Трудно быть лауреатом

Нобелевская премия Светланы Алексиевич оказалась скандальной

Впервые после двадцатисемилетнего перерыва Нобелевская премия по литературе присуждена русскоязычному автору — вслед за Буниным, Пастернаком, Шолоховым, Солженицыным и Бродским награду присудили белорусской писательнице Светлане Алексиевич. О том, как реакция на это событие оказалась важнее самого решения Нобелевского комитета,— АННА НАРИНСКАЯ.

Фото: TT NEWS AGENCY/AFP

Трудно представить себе что-то в большей степени проявляющее теперешнюю нашу нравственную атмосферу, чем реакция на Нобелевскую премию Светланы Алексиевич и — с отложенным эффектом — реакция на эту реакцию. Причем над тем, чтобы сделать картину максимально непривлекательной, потрудились все — противники лауреатки, ее сторонники и даже она сама.
____________________
Почему, согласно статье о Нобелевской премии Светланы Алексиевич, картина вокруг этой награды получилась максимально непривлекательной?

(Сохранённые записи данных)
____________________
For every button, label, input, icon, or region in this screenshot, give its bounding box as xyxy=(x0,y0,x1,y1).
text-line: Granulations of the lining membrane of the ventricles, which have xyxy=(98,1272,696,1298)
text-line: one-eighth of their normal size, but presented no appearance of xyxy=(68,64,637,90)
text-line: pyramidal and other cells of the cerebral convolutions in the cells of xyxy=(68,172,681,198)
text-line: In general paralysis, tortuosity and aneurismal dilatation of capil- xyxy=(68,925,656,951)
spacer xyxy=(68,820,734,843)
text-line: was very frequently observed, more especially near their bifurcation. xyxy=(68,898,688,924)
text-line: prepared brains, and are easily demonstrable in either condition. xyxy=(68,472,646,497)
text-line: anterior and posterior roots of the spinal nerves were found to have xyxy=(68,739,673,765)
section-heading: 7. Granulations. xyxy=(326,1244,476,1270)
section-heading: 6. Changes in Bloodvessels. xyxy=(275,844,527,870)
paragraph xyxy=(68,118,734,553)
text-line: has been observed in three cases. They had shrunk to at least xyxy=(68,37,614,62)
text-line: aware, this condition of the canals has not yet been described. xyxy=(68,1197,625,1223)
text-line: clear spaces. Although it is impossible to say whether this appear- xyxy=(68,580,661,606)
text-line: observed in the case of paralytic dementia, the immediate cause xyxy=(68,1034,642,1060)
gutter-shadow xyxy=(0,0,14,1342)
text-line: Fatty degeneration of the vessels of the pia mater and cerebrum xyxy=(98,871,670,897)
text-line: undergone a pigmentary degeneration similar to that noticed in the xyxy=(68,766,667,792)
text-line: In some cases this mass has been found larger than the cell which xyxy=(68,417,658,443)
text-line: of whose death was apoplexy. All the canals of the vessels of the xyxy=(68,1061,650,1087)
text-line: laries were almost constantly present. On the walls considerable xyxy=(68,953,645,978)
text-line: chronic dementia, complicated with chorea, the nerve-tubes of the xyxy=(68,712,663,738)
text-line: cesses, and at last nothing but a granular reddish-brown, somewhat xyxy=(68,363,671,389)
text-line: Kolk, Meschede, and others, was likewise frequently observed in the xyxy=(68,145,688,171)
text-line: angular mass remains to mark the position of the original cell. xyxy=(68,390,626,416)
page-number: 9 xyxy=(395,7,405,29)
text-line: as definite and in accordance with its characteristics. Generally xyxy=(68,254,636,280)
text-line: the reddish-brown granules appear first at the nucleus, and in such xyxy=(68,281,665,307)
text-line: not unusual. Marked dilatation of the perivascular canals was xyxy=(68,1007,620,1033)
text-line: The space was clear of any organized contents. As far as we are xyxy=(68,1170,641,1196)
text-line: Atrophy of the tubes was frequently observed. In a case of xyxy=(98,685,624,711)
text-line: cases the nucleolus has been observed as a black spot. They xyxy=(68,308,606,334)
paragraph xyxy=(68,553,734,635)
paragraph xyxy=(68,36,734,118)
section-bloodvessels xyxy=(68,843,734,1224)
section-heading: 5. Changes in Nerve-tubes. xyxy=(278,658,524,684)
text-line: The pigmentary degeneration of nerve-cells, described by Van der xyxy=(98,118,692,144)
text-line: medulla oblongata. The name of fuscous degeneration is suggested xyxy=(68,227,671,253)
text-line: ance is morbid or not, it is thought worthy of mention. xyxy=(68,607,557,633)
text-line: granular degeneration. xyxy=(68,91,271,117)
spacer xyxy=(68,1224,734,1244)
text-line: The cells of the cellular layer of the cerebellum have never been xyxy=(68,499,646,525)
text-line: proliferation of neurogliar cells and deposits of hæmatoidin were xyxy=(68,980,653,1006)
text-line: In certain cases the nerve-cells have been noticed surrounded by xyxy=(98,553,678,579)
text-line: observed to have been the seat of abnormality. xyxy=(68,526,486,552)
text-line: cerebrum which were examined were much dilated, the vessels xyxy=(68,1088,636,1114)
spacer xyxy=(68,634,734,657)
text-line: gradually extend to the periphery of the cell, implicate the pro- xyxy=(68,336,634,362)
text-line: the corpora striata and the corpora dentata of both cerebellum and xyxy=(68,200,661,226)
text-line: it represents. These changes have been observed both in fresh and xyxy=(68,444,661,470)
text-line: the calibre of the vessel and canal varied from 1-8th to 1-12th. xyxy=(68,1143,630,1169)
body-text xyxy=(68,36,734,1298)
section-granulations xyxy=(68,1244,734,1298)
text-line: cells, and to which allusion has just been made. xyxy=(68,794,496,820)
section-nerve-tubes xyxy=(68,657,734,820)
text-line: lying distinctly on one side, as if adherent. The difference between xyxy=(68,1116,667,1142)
____________________
> _Ответ_
Над этим потрудились все: противники лауреатки, ее сторонники и даже сама Светлана Алексиевич.